◆ **The task**
Wherever "emissions" appears in a line, list that line.
** begin **
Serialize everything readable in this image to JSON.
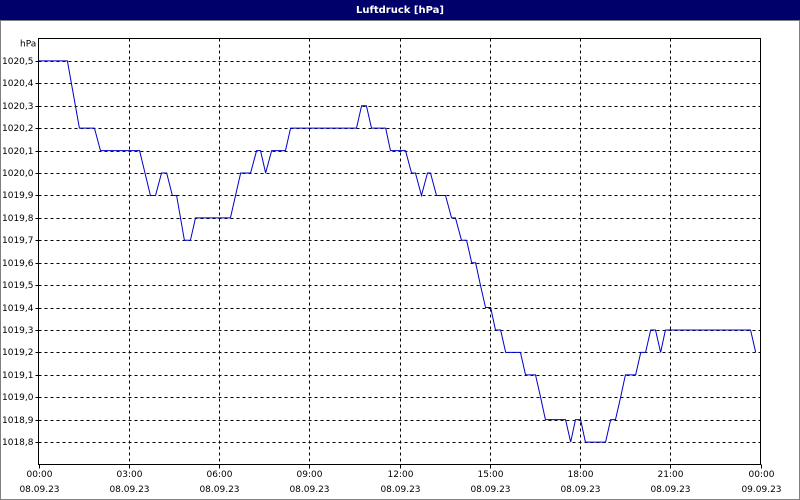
{
  "chart_data": {
    "type": "line",
    "title": "Luftdruck [hPa]",
    "y_unit": "hPa",
    "color": "#0000c8",
    "grid": true,
    "xlim": [
      0,
      24
    ],
    "ylim": [
      1018.7,
      1020.6
    ],
    "xticks": [
      {
        "value": 0,
        "label": "00:00"
      },
      {
        "value": 3,
        "label": "03:00"
      },
      {
        "value": 6,
        "label": "06:00"
      },
      {
        "value": 9,
        "label": "09:00"
      },
      {
        "value": 12,
        "label": "12:00"
      },
      {
        "value": 15,
        "label": "15:00"
      },
      {
        "value": 18,
        "label": "18:00"
      },
      {
        "value": 21,
        "label": "21:00"
      },
      {
        "value": 24,
        "label": "00:00"
      }
    ],
    "xtick_dates": [
      "08.09.23",
      "08.09.23",
      "08.09.23",
      "08.09.23",
      "08.09.23",
      "08.09.23",
      "08.09.23",
      "08.09.23",
      "09.09.23"
    ],
    "yticks": [
      {
        "value": 1018.8,
        "label": "1018,8"
      },
      {
        "value": 1018.9,
        "label": "1018,9"
      },
      {
        "value": 1019.0,
        "label": "1019,0"
      },
      {
        "value": 1019.1,
        "label": "1019,1"
      },
      {
        "value": 1019.2,
        "label": "1019,2"
      },
      {
        "value": 1019.3,
        "label": "1019,3"
      },
      {
        "value": 1019.4,
        "label": "1019,4"
      },
      {
        "value": 1019.5,
        "label": "1019,5"
      },
      {
        "value": 1019.6,
        "label": "1019,6"
      },
      {
        "value": 1019.7,
        "label": "1019,7"
      },
      {
        "value": 1019.8,
        "label": "1019,8"
      },
      {
        "value": 1019.9,
        "label": "1019,9"
      },
      {
        "value": 1020.0,
        "label": "1020,0"
      },
      {
        "value": 1020.1,
        "label": "1020,1"
      },
      {
        "value": 1020.2,
        "label": "1020,2"
      },
      {
        "value": 1020.3,
        "label": "1020,3"
      },
      {
        "value": 1020.4,
        "label": "1020,4"
      },
      {
        "value": 1020.5,
        "label": "1020,5"
      }
    ],
    "x": [
      0,
      0.96,
      1.36,
      1.86,
      2.06,
      3.36,
      3.72,
      3.89,
      4.09,
      4.26,
      4.45,
      4.59,
      4.85,
      5.05,
      5.22,
      6.38,
      6.72,
      7.05,
      7.25,
      7.38,
      7.55,
      7.75,
      8.21,
      8.38,
      10.57,
      10.74,
      10.9,
      11.07,
      11.54,
      11.7,
      12.2,
      12.4,
      12.53,
      12.73,
      12.93,
      13.03,
      13.23,
      13.53,
      13.73,
      13.86,
      14.06,
      14.23,
      14.4,
      14.53,
      14.69,
      14.86,
      15.03,
      15.19,
      15.36,
      15.53,
      16.02,
      16.19,
      16.52,
      16.69,
      16.85,
      17.52,
      17.69,
      17.85,
      18.02,
      18.18,
      18.85,
      19.02,
      19.18,
      19.35,
      19.51,
      19.85,
      20.02,
      20.18,
      20.35,
      20.51,
      20.68,
      20.84,
      23.67,
      23.84
    ],
    "values": [
      1020.5,
      1020.5,
      1020.2,
      1020.2,
      1020.1,
      1020.1,
      1019.9,
      1019.9,
      1020.0,
      1020.0,
      1019.9,
      1019.9,
      1019.7,
      1019.7,
      1019.8,
      1019.8,
      1020.0,
      1020.0,
      1020.1,
      1020.1,
      1020.0,
      1020.1,
      1020.1,
      1020.2,
      1020.2,
      1020.3,
      1020.3,
      1020.2,
      1020.2,
      1020.1,
      1020.1,
      1020.0,
      1020.0,
      1019.9,
      1020.0,
      1020.0,
      1019.9,
      1019.9,
      1019.8,
      1019.8,
      1019.7,
      1019.7,
      1019.6,
      1019.6,
      1019.5,
      1019.4,
      1019.4,
      1019.3,
      1019.3,
      1019.2,
      1019.2,
      1019.1,
      1019.1,
      1019.0,
      1018.9,
      1018.9,
      1018.8,
      1018.9,
      1018.9,
      1018.8,
      1018.8,
      1018.9,
      1018.9,
      1019.0,
      1019.1,
      1019.1,
      1019.2,
      1019.2,
      1019.3,
      1019.3,
      1019.2,
      1019.3,
      1019.3,
      1019.2
    ]
  }
}
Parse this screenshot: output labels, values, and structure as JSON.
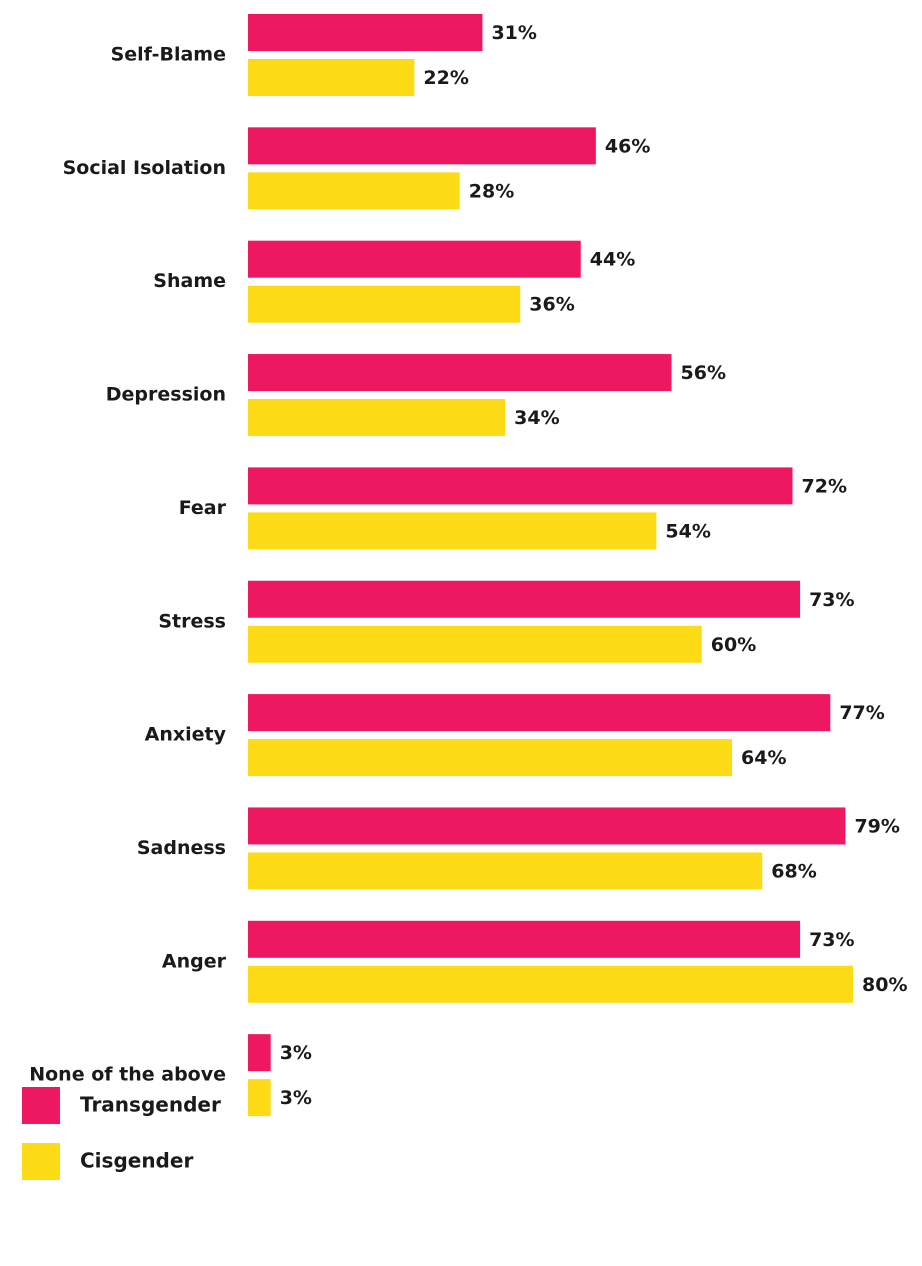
{
  "chart_data": {
    "type": "bar",
    "orientation": "horizontal",
    "categories": [
      "Self-Blame",
      "Social Isolation",
      "Shame",
      "Depression",
      "Fear",
      "Stress",
      "Anxiety",
      "Sadness",
      "Anger",
      "None of the above"
    ],
    "series": [
      {
        "name": "Transgender",
        "color": "#ee1762",
        "values": [
          31,
          46,
          44,
          56,
          72,
          73,
          77,
          79,
          73,
          3
        ],
        "value_labels": [
          "31%",
          "46%",
          "44%",
          "56%",
          "72%",
          "73%",
          "77%",
          "79%",
          "73%",
          "3%"
        ]
      },
      {
        "name": "Cisgender",
        "color": "#fddc17",
        "values": [
          22,
          28,
          36,
          34,
          54,
          60,
          64,
          68,
          80,
          3
        ],
        "value_labels": [
          "22%",
          "28%",
          "36%",
          "34%",
          "54%",
          "60%",
          "64%",
          "68%",
          "80%",
          "3%"
        ]
      }
    ]
  }
}
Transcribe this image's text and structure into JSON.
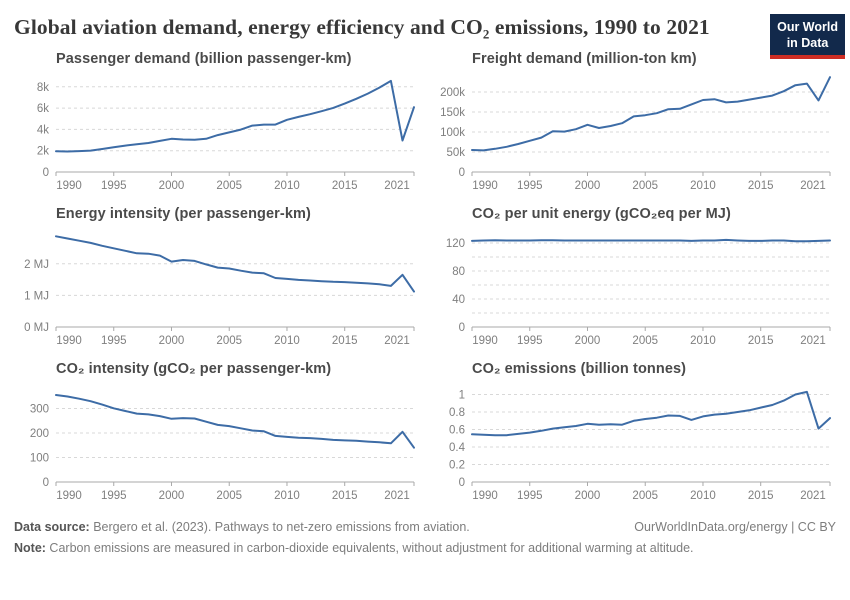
{
  "header": {
    "title": "Global aviation demand, energy efficiency and CO₂ emissions, 1990 to 2021",
    "logo_line1": "Our World",
    "logo_line2": "in Data"
  },
  "footer": {
    "source_label": "Data source:",
    "source_text": " Bergero et al. (2023). Pathways to net-zero emissions from aviation.",
    "credit": "OurWorldInData.org/energy | CC BY",
    "note_label": "Note:",
    "note_text": " Carbon emissions are measured in carbon-dioxide equivalents, without adjustment for additional warming at altitude."
  },
  "colors": {
    "line": "#3D6CA6",
    "grid": "#D8D8D8",
    "axis": "#A9A9A9",
    "tick_text": "#7F7F7F",
    "chart_title": "#4A4A4A",
    "logo_bg": "#12294B",
    "logo_red": "#CE2D24"
  },
  "chart_data": [
    {
      "type": "line",
      "title": "Passenger demand (billion passenger-km)",
      "xlabel": "",
      "ylabel": "",
      "years": [
        1990,
        1991,
        1992,
        1993,
        1994,
        1995,
        1996,
        1997,
        1998,
        1999,
        2000,
        2001,
        2002,
        2003,
        2004,
        2005,
        2006,
        2007,
        2008,
        2009,
        2010,
        2011,
        2012,
        2013,
        2014,
        2015,
        2016,
        2017,
        2018,
        2019,
        2020,
        2021
      ],
      "values": [
        1950,
        1920,
        1960,
        2010,
        2160,
        2320,
        2480,
        2610,
        2720,
        2920,
        3120,
        3050,
        3030,
        3120,
        3460,
        3720,
        3980,
        4360,
        4450,
        4450,
        4900,
        5170,
        5430,
        5710,
        6020,
        6420,
        6870,
        7360,
        7920,
        8550,
        2960,
        6080
      ],
      "ylim": [
        0,
        9200
      ],
      "yticks": [
        {
          "v": 0,
          "label": "0"
        },
        {
          "v": 2000,
          "label": "2k"
        },
        {
          "v": 4000,
          "label": "4k"
        },
        {
          "v": 6000,
          "label": "6k"
        },
        {
          "v": 8000,
          "label": "8k"
        }
      ],
      "grid": [
        2000,
        4000,
        6000,
        8000
      ],
      "xticks": [
        {
          "v": 1990,
          "label": "1990"
        },
        {
          "v": 1995,
          "label": "1995"
        },
        {
          "v": 2000,
          "label": "2000"
        },
        {
          "v": 2005,
          "label": "2005"
        },
        {
          "v": 2010,
          "label": "2010"
        },
        {
          "v": 2015,
          "label": "2015"
        },
        {
          "v": 2021,
          "label": "2021"
        }
      ]
    },
    {
      "type": "line",
      "title": "Freight demand (million-ton km)",
      "xlabel": "",
      "ylabel": "",
      "years": [
        1990,
        1991,
        1992,
        1993,
        1994,
        1995,
        1996,
        1997,
        1998,
        1999,
        2000,
        2001,
        2002,
        2003,
        2004,
        2005,
        2006,
        2007,
        2008,
        2009,
        2010,
        2011,
        2012,
        2013,
        2014,
        2015,
        2016,
        2017,
        2018,
        2019,
        2020,
        2021
      ],
      "values": [
        55000,
        54000,
        58000,
        63000,
        70000,
        78000,
        86000,
        102000,
        101000,
        107000,
        118000,
        110000,
        115000,
        122000,
        139000,
        142000,
        147000,
        157000,
        158000,
        169000,
        180000,
        182000,
        174000,
        176000,
        181000,
        186000,
        191000,
        202000,
        217000,
        221000,
        179000,
        237000
      ],
      "ylim": [
        0,
        245000
      ],
      "yticks": [
        {
          "v": 0,
          "label": "0"
        },
        {
          "v": 50000,
          "label": "50k"
        },
        {
          "v": 100000,
          "label": "100k"
        },
        {
          "v": 150000,
          "label": "150k"
        },
        {
          "v": 200000,
          "label": "200k"
        }
      ],
      "grid": [
        50000,
        100000,
        150000,
        200000
      ],
      "xticks": [
        {
          "v": 1990,
          "label": "1990"
        },
        {
          "v": 1995,
          "label": "1995"
        },
        {
          "v": 2000,
          "label": "2000"
        },
        {
          "v": 2005,
          "label": "2005"
        },
        {
          "v": 2010,
          "label": "2010"
        },
        {
          "v": 2015,
          "label": "2015"
        },
        {
          "v": 2021,
          "label": "2021"
        }
      ]
    },
    {
      "type": "line",
      "title": "Energy intensity (per passenger-km)",
      "xlabel": "",
      "ylabel": "",
      "years": [
        1990,
        1991,
        1992,
        1993,
        1994,
        1995,
        1996,
        1997,
        1998,
        1999,
        2000,
        2001,
        2002,
        2003,
        2004,
        2005,
        2006,
        2007,
        2008,
        2009,
        2010,
        2011,
        2012,
        2013,
        2014,
        2015,
        2016,
        2017,
        2018,
        2019,
        2020,
        2021
      ],
      "values": [
        2.87,
        2.8,
        2.73,
        2.66,
        2.57,
        2.49,
        2.41,
        2.33,
        2.32,
        2.26,
        2.07,
        2.12,
        2.09,
        1.98,
        1.88,
        1.85,
        1.78,
        1.72,
        1.7,
        1.55,
        1.52,
        1.49,
        1.47,
        1.45,
        1.43,
        1.42,
        1.4,
        1.38,
        1.35,
        1.3,
        1.65,
        1.12
      ],
      "ylim": [
        0,
        3.1
      ],
      "yticks": [
        {
          "v": 0,
          "label": "0 MJ"
        },
        {
          "v": 1,
          "label": "1 MJ"
        },
        {
          "v": 2,
          "label": "2 MJ"
        }
      ],
      "grid": [
        1,
        2
      ],
      "xticks": [
        {
          "v": 1990,
          "label": "1990"
        },
        {
          "v": 1995,
          "label": "1995"
        },
        {
          "v": 2000,
          "label": "2000"
        },
        {
          "v": 2005,
          "label": "2005"
        },
        {
          "v": 2010,
          "label": "2010"
        },
        {
          "v": 2015,
          "label": "2015"
        },
        {
          "v": 2021,
          "label": "2021"
        }
      ]
    },
    {
      "type": "line",
      "title": "CO₂ per unit energy (gCO₂eq per MJ)",
      "xlabel": "",
      "ylabel": "",
      "years": [
        1990,
        1991,
        1992,
        1993,
        1994,
        1995,
        1996,
        1997,
        1998,
        1999,
        2000,
        2001,
        2002,
        2003,
        2004,
        2005,
        2006,
        2007,
        2008,
        2009,
        2010,
        2011,
        2012,
        2013,
        2014,
        2015,
        2016,
        2017,
        2018,
        2019,
        2020,
        2021
      ],
      "values": [
        123,
        123.5,
        124,
        123.5,
        123.5,
        123.5,
        124,
        124,
        123.5,
        123.5,
        123.5,
        123.5,
        123.5,
        123.5,
        123.5,
        123.5,
        123.5,
        123.5,
        123.5,
        123,
        123.5,
        123.5,
        124.5,
        123.5,
        123,
        123,
        123.5,
        123.5,
        122.5,
        122.5,
        123,
        123.5
      ],
      "ylim": [
        0,
        140
      ],
      "yticks": [
        {
          "v": 0,
          "label": "0"
        },
        {
          "v": 40,
          "label": "40"
        },
        {
          "v": 80,
          "label": "80"
        },
        {
          "v": 120,
          "label": "120"
        }
      ],
      "grid": [
        20,
        40,
        60,
        80,
        100,
        120
      ],
      "xticks": [
        {
          "v": 1990,
          "label": "1990"
        },
        {
          "v": 1995,
          "label": "1995"
        },
        {
          "v": 2000,
          "label": "2000"
        },
        {
          "v": 2005,
          "label": "2005"
        },
        {
          "v": 2010,
          "label": "2010"
        },
        {
          "v": 2015,
          "label": "2015"
        },
        {
          "v": 2021,
          "label": "2021"
        }
      ]
    },
    {
      "type": "line",
      "title": "CO₂ intensity (gCO₂ per passenger-km)",
      "xlabel": "",
      "ylabel": "",
      "years": [
        1990,
        1991,
        1992,
        1993,
        1994,
        1995,
        1996,
        1997,
        1998,
        1999,
        2000,
        2001,
        2002,
        2003,
        2004,
        2005,
        2006,
        2007,
        2008,
        2009,
        2010,
        2011,
        2012,
        2013,
        2014,
        2015,
        2016,
        2017,
        2018,
        2019,
        2020,
        2021
      ],
      "values": [
        355,
        349,
        340,
        330,
        316,
        301,
        290,
        279,
        276,
        269,
        258,
        261,
        259,
        246,
        233,
        228,
        219,
        210,
        207,
        188,
        184,
        181,
        179,
        176,
        172,
        170,
        168,
        165,
        162,
        158,
        205,
        140
      ],
      "ylim": [
        0,
        400
      ],
      "yticks": [
        {
          "v": 0,
          "label": "0"
        },
        {
          "v": 100,
          "label": "100"
        },
        {
          "v": 200,
          "label": "200"
        },
        {
          "v": 300,
          "label": "300"
        }
      ],
      "grid": [
        100,
        200,
        300
      ],
      "xticks": [
        {
          "v": 1990,
          "label": "1990"
        },
        {
          "v": 1995,
          "label": "1995"
        },
        {
          "v": 2000,
          "label": "2000"
        },
        {
          "v": 2005,
          "label": "2005"
        },
        {
          "v": 2010,
          "label": "2010"
        },
        {
          "v": 2015,
          "label": "2015"
        },
        {
          "v": 2021,
          "label": "2021"
        }
      ]
    },
    {
      "type": "line",
      "title": "CO₂ emissions (billion tonnes)",
      "xlabel": "",
      "ylabel": "",
      "years": [
        1990,
        1991,
        1992,
        1993,
        1994,
        1995,
        1996,
        1997,
        1998,
        1999,
        2000,
        2001,
        2002,
        2003,
        2004,
        2005,
        2006,
        2007,
        2008,
        2009,
        2010,
        2011,
        2012,
        2013,
        2014,
        2015,
        2016,
        2017,
        2018,
        2019,
        2020,
        2021
      ],
      "values": [
        0.545,
        0.54,
        0.535,
        0.535,
        0.55,
        0.565,
        0.585,
        0.61,
        0.625,
        0.64,
        0.665,
        0.655,
        0.66,
        0.655,
        0.7,
        0.72,
        0.735,
        0.76,
        0.755,
        0.71,
        0.75,
        0.77,
        0.78,
        0.8,
        0.82,
        0.85,
        0.88,
        0.93,
        1.0,
        1.03,
        0.61,
        0.73
      ],
      "ylim": [
        0,
        1.12
      ],
      "yticks": [
        {
          "v": 0,
          "label": "0"
        },
        {
          "v": 0.2,
          "label": "0.2"
        },
        {
          "v": 0.4,
          "label": "0.4"
        },
        {
          "v": 0.6,
          "label": "0.6"
        },
        {
          "v": 0.8,
          "label": "0.8"
        },
        {
          "v": 1,
          "label": "1"
        }
      ],
      "grid": [
        0.2,
        0.4,
        0.6,
        0.8,
        1
      ],
      "xticks": [
        {
          "v": 1990,
          "label": "1990"
        },
        {
          "v": 1995,
          "label": "1995"
        },
        {
          "v": 2000,
          "label": "2000"
        },
        {
          "v": 2005,
          "label": "2005"
        },
        {
          "v": 2010,
          "label": "2010"
        },
        {
          "v": 2015,
          "label": "2015"
        },
        {
          "v": 2021,
          "label": "2021"
        }
      ]
    }
  ]
}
** end **
◆ **Complete response**
    "title": "Global aviation demand, energy efficiency and CO₂ emissions, 1990 to 2021",
    "source_text": " Bergero et al. (2023). Pathways to net-zero emissions from aviation.",
    "note_text": " Carbon emissions are measured in carbon-dioxide equivalents, without adjustment for additional warming at altitude."
      "title": "CO₂ emissions (billion tonnes)",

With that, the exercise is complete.